-- start DATA EXTRACT --

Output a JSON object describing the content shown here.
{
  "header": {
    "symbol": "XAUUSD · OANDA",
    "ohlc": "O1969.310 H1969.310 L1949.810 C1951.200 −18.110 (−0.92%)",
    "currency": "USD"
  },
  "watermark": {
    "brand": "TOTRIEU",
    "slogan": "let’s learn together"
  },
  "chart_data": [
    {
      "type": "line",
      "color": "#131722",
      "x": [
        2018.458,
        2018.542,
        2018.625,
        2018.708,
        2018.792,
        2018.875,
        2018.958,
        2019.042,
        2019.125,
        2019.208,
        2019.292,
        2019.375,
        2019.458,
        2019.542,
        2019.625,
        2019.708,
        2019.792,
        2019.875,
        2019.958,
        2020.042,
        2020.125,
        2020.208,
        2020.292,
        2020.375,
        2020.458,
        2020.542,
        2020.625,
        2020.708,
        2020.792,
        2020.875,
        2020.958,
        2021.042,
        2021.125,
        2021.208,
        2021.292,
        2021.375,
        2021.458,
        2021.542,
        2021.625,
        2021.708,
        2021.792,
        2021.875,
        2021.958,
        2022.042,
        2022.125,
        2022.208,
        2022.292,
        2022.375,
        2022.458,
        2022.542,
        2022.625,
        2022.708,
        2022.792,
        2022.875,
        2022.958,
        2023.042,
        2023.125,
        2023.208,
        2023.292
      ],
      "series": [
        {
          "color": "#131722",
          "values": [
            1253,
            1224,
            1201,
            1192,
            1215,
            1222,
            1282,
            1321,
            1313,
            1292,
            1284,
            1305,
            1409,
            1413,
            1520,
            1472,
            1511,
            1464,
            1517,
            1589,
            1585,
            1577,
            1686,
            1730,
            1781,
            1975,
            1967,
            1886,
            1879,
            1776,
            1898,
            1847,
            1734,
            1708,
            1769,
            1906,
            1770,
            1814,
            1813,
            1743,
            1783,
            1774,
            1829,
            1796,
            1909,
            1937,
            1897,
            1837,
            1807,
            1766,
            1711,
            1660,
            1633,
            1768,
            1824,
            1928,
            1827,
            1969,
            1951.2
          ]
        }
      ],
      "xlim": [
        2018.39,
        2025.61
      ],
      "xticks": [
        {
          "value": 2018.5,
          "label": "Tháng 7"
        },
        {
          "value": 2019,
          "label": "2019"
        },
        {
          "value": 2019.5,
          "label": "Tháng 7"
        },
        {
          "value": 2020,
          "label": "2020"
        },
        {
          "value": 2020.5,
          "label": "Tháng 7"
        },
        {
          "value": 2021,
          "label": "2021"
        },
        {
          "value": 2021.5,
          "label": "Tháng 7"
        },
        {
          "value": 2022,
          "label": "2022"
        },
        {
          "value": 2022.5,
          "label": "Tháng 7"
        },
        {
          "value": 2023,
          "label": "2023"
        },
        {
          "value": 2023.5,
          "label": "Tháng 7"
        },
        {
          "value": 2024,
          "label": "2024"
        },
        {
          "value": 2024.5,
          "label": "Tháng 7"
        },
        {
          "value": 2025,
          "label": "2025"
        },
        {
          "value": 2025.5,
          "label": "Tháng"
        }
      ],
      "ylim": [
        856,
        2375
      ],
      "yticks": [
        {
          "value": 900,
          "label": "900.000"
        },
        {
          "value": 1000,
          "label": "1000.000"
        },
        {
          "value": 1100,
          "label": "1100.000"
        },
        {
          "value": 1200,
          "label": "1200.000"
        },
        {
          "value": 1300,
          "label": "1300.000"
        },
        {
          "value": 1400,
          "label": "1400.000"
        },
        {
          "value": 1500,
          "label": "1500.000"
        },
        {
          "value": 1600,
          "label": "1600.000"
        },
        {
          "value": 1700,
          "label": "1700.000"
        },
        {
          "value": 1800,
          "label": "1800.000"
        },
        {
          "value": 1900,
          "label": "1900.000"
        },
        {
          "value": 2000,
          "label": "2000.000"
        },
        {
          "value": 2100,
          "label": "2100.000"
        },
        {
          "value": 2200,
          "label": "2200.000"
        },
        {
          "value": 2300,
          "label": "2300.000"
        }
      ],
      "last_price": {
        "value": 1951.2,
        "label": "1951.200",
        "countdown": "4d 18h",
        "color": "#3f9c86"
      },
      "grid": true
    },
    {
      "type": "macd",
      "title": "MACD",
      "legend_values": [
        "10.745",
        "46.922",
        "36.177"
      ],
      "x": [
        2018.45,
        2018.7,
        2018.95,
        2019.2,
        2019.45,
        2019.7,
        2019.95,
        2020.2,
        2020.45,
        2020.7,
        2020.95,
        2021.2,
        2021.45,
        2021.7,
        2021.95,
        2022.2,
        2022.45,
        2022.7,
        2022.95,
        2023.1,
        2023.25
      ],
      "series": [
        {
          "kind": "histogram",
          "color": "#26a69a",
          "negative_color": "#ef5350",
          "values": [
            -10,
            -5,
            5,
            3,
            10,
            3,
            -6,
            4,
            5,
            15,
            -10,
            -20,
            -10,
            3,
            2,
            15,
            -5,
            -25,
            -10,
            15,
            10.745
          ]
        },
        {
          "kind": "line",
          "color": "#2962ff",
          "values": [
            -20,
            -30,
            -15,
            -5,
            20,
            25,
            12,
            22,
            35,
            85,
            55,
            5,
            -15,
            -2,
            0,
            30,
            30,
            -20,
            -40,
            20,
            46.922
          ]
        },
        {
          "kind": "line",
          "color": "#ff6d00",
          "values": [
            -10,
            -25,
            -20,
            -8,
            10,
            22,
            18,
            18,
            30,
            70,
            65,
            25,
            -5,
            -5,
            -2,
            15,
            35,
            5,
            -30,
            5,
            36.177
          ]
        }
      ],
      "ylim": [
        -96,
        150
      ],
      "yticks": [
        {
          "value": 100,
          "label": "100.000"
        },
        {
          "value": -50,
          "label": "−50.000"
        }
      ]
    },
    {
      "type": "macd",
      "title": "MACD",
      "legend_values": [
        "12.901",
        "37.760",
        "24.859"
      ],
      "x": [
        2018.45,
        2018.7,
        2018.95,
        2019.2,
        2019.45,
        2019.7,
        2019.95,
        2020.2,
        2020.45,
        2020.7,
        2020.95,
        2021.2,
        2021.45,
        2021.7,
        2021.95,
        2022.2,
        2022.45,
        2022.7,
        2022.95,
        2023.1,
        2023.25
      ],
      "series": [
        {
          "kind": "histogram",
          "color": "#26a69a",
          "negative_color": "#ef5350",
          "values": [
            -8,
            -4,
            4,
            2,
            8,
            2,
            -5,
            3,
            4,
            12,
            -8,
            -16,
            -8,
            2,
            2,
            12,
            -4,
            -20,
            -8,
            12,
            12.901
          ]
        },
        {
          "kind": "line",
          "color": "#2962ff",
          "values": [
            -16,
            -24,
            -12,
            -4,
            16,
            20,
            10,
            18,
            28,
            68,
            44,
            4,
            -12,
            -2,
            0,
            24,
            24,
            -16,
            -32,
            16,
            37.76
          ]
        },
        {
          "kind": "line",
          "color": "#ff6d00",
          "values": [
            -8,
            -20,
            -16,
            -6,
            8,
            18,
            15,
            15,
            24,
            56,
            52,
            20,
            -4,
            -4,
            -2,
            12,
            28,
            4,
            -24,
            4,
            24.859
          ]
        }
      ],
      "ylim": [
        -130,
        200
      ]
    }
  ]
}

-- end DATA EXTRACT --

WHAT YOU SHOULD DO: Copy the records above exactly as they appear.

RESULT OF THE EXERCISE:
Output a JSON object describing the content shown here.
{
  "header": {
    "symbol": "XAUUSD · OANDA",
    "ohlc": "O1969.310 H1969.310 L1949.810 C1951.200 −18.110 (−0.92%)",
    "currency": "USD"
  },
  "watermark": {
    "brand": "TOTRIEU",
    "slogan": "let’s learn together"
  },
  "chart_data": [
    {
      "type": "line",
      "color": "#131722",
      "x": [
        2018.458,
        2018.542,
        2018.625,
        2018.708,
        2018.792,
        2018.875,
        2018.958,
        2019.042,
        2019.125,
        2019.208,
        2019.292,
        2019.375,
        2019.458,
        2019.542,
        2019.625,
        2019.708,
        2019.792,
        2019.875,
        2019.958,
        2020.042,
        2020.125,
        2020.208,
        2020.292,
        2020.375,
        2020.458,
        2020.542,
        2020.625,
        2020.708,
        2020.792,
        2020.875,
        2020.958,
        2021.042,
        2021.125,
        2021.208,
        2021.292,
        2021.375,
        2021.458,
        2021.542,
        2021.625,
        2021.708,
        2021.792,
        2021.875,
        2021.958,
        2022.042,
        2022.125,
        2022.208,
        2022.292,
        2022.375,
        2022.458,
        2022.542,
        2022.625,
        2022.708,
        2022.792,
        2022.875,
        2022.958,
        2023.042,
        2023.125,
        2023.208,
        2023.292
      ],
      "series": [
        {
          "color": "#131722",
          "values": [
            1253,
            1224,
            1201,
            1192,
            1215,
            1222,
            1282,
            1321,
            1313,
            1292,
            1284,
            1305,
            1409,
            1413,
            1520,
            1472,
            1511,
            1464,
            1517,
            1589,
            1585,
            1577,
            1686,
            1730,
            1781,
            1975,
            1967,
            1886,
            1879,
            1776,
            1898,
            1847,
            1734,
            1708,
            1769,
            1906,
            1770,
            1814,
            1813,
            1743,
            1783,
            1774,
            1829,
            1796,
            1909,
            1937,
            1897,
            1837,
            1807,
            1766,
            1711,
            1660,
            1633,
            1768,
            1824,
            1928,
            1827,
            1969,
            1951.2
          ]
        }
      ],
      "xlim": [
        2018.39,
        2025.61
      ],
      "xticks": [
        {
          "value": 2018.5,
          "label": "Tháng 7"
        },
        {
          "value": 2019,
          "label": "2019"
        },
        {
          "value": 2019.5,
          "label": "Tháng 7"
        },
        {
          "value": 2020,
          "label": "2020"
        },
        {
          "value": 2020.5,
          "label": "Tháng 7"
        },
        {
          "value": 2021,
          "label": "2021"
        },
        {
          "value": 2021.5,
          "label": "Tháng 7"
        },
        {
          "value": 2022,
          "label": "2022"
        },
        {
          "value": 2022.5,
          "label": "Tháng 7"
        },
        {
          "value": 2023,
          "label": "2023"
        },
        {
          "value": 2023.5,
          "label": "Tháng 7"
        },
        {
          "value": 2024,
          "label": "2024"
        },
        {
          "value": 2024.5,
          "label": "Tháng 7"
        },
        {
          "value": 2025,
          "label": "2025"
        },
        {
          "value": 2025.5,
          "label": "Tháng"
        }
      ],
      "ylim": [
        856,
        2375
      ],
      "yticks": [
        {
          "value": 900,
          "label": "900.000"
        },
        {
          "value": 1000,
          "label": "1000.000"
        },
        {
          "value": 1100,
          "label": "1100.000"
        },
        {
          "value": 1200,
          "label": "1200.000"
        },
        {
          "value": 1300,
          "label": "1300.000"
        },
        {
          "value": 1400,
          "label": "1400.000"
        },
        {
          "value": 1500,
          "label": "1500.000"
        },
        {
          "value": 1600,
          "label": "1600.000"
        },
        {
          "value": 1700,
          "label": "1700.000"
        },
        {
          "value": 1800,
          "label": "1800.000"
        },
        {
          "value": 1900,
          "label": "1900.000"
        },
        {
          "value": 2000,
          "label": "2000.000"
        },
        {
          "value": 2100,
          "label": "2100.000"
        },
        {
          "value": 2200,
          "label": "2200.000"
        },
        {
          "value": 2300,
          "label": "2300.000"
        }
      ],
      "last_price": {
        "value": 1951.2,
        "label": "1951.200",
        "countdown": "4d 18h",
        "color": "#3f9c86"
      },
      "grid": true
    },
    {
      "type": "macd",
      "title": "MACD",
      "legend_values": [
        "10.745",
        "46.922",
        "36.177"
      ],
      "x": [
        2018.45,
        2018.7,
        2018.95,
        2019.2,
        2019.45,
        2019.7,
        2019.95,
        2020.2,
        2020.45,
        2020.7,
        2020.95,
        2021.2,
        2021.45,
        2021.7,
        2021.95,
        2022.2,
        2022.45,
        2022.7,
        2022.95,
        2023.1,
        2023.25
      ],
      "series": [
        {
          "kind": "histogram",
          "color": "#26a69a",
          "negative_color": "#ef5350",
          "values": [
            -10,
            -5,
            5,
            3,
            10,
            3,
            -6,
            4,
            5,
            15,
            -10,
            -20,
            -10,
            3,
            2,
            15,
            -5,
            -25,
            -10,
            15,
            10.745
          ]
        },
        {
          "kind": "line",
          "color": "#2962ff",
          "values": [
            -20,
            -30,
            -15,
            -5,
            20,
            25,
            12,
            22,
            35,
            85,
            55,
            5,
            -15,
            -2,
            0,
            30,
            30,
            -20,
            -40,
            20,
            46.922
          ]
        },
        {
          "kind": "line",
          "color": "#ff6d00",
          "values": [
            -10,
            -25,
            -20,
            -8,
            10,
            22,
            18,
            18,
            30,
            70,
            65,
            25,
            -5,
            -5,
            -2,
            15,
            35,
            5,
            -30,
            5,
            36.177
          ]
        }
      ],
      "ylim": [
        -96,
        150
      ],
      "yticks": [
        {
          "value": 100,
          "label": "100.000"
        },
        {
          "value": -50,
          "label": "−50.000"
        }
      ]
    },
    {
      "type": "macd",
      "title": "MACD",
      "legend_values": [
        "12.901",
        "37.760",
        "24.859"
      ],
      "x": [
        2018.45,
        2018.7,
        2018.95,
        2019.2,
        2019.45,
        2019.7,
        2019.95,
        2020.2,
        2020.45,
        2020.7,
        2020.95,
        2021.2,
        2021.45,
        2021.7,
        2021.95,
        2022.2,
        2022.45,
        2022.7,
        2022.95,
        2023.1,
        2023.25
      ],
      "series": [
        {
          "kind": "histogram",
          "color": "#26a69a",
          "negative_color": "#ef5350",
          "values": [
            -8,
            -4,
            4,
            2,
            8,
            2,
            -5,
            3,
            4,
            12,
            -8,
            -16,
            -8,
            2,
            2,
            12,
            -4,
            -20,
            -8,
            12,
            12.901
          ]
        },
        {
          "kind": "line",
          "color": "#2962ff",
          "values": [
            -16,
            -24,
            -12,
            -4,
            16,
            20,
            10,
            18,
            28,
            68,
            44,
            4,
            -12,
            -2,
            0,
            24,
            24,
            -16,
            -32,
            16,
            37.76
          ]
        },
        {
          "kind": "line",
          "color": "#ff6d00",
          "values": [
            -8,
            -20,
            -16,
            -6,
            8,
            18,
            15,
            15,
            24,
            56,
            52,
            20,
            -4,
            -4,
            -2,
            12,
            28,
            4,
            -24,
            4,
            24.859
          ]
        }
      ],
      "ylim": [
        -130,
        200
      ]
    }
  ]
}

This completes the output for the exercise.